PROBLEM DETAILS: Copy all lines that contain the word "Parse".

[Items from a figure collection]
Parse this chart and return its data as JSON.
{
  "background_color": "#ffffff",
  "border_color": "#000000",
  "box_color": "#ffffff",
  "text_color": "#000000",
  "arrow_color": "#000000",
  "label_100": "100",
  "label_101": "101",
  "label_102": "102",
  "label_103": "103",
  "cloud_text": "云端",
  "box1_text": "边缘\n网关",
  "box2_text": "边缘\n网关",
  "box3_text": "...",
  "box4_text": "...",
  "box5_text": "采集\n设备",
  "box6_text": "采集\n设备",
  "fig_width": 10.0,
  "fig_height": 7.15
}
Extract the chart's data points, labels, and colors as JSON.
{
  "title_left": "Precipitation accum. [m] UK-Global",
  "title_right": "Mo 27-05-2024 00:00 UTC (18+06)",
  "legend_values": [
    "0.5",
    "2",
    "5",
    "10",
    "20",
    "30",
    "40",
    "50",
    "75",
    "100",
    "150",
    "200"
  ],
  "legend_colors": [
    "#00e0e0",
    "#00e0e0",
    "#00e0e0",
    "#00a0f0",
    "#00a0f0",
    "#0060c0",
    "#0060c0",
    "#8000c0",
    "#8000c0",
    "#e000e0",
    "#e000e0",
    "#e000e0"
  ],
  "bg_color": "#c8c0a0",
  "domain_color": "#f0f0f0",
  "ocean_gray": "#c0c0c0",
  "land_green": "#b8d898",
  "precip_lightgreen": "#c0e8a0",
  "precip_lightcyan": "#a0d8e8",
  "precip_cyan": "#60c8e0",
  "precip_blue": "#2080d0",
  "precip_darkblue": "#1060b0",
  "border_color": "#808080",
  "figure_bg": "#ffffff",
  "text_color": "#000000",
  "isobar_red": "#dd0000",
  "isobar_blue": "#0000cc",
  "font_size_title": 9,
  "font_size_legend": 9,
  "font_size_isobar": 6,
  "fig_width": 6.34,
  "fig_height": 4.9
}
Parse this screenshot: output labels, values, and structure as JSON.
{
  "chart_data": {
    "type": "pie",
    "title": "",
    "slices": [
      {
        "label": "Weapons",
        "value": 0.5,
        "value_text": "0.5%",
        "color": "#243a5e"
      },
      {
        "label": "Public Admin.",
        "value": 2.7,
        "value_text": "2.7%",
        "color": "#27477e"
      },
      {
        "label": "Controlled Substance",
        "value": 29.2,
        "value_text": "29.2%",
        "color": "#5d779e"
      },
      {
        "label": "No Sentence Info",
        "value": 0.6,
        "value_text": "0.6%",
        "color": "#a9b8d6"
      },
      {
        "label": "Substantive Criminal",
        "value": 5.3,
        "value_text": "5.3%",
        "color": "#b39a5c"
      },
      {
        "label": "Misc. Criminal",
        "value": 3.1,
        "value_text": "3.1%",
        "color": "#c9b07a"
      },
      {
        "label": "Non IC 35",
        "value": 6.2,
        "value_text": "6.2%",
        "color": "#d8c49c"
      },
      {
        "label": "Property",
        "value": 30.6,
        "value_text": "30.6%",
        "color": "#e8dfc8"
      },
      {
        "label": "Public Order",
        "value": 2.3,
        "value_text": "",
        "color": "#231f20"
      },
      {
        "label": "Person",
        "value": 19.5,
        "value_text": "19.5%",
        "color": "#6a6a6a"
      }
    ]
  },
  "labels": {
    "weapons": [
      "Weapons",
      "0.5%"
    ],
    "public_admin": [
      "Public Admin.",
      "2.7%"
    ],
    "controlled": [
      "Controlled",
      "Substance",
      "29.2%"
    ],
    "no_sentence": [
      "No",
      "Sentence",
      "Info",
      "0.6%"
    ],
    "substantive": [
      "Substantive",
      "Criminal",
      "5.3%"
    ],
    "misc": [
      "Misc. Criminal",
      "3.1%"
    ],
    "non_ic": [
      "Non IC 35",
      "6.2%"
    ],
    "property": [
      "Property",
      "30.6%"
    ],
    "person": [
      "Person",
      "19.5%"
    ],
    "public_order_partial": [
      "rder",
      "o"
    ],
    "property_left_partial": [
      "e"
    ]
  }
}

TASK SOLUTION:
Parse this chart and return its data as JSON.
Parse this screenshot: output labels, values, and structure as JSON.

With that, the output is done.